**Work to do:** Go through the listing and write out all of it exactly.

**Entries provided:**

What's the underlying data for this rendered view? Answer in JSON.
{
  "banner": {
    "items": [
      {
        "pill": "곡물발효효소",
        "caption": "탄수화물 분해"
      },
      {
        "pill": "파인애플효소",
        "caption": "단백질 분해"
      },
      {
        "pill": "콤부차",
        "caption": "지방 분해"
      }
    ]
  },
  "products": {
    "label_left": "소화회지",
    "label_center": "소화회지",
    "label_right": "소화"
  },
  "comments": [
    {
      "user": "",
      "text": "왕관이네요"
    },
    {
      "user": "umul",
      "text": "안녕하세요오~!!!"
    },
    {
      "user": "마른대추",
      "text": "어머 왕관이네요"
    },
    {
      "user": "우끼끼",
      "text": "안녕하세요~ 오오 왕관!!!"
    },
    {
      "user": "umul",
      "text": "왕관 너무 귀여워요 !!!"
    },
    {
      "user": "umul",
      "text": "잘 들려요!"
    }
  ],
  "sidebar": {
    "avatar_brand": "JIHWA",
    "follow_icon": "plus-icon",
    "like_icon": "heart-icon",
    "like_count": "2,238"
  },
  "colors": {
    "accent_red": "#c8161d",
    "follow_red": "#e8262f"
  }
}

**Answer to this exercise:**
What's the underlying data for this rendered view? Answer in JSON.
{
  "banner": {
    "items": [
      {
        "pill": "곡물발효효소",
        "caption": "탄수화물 분해"
      },
      {
        "pill": "파인애플효소",
        "caption": "단백질 분해"
      },
      {
        "pill": "콤부차",
        "caption": "지방 분해"
      }
    ]
  },
  "products": {
    "label_left": "소화회지",
    "label_center": "소화회지",
    "label_right": "소화"
  },
  "comments": [
    {
      "user": "",
      "text": "왕관이네요"
    },
    {
      "user": "umul",
      "text": "안녕하세요오~!!!"
    },
    {
      "user": "마른대추",
      "text": "어머 왕관이네요"
    },
    {
      "user": "우끼끼",
      "text": "안녕하세요~ 오오 왕관!!!"
    },
    {
      "user": "umul",
      "text": "왕관 너무 귀여워요 !!!"
    },
    {
      "user": "umul",
      "text": "잘 들려요!"
    }
  ],
  "sidebar": {
    "avatar_brand": "JIHWA",
    "follow_icon": "plus-icon",
    "like_icon": "heart-icon",
    "like_count": "2,238"
  },
  "colors": {
    "accent_red": "#c8161d",
    "follow_red": "#e8262f"
  }
}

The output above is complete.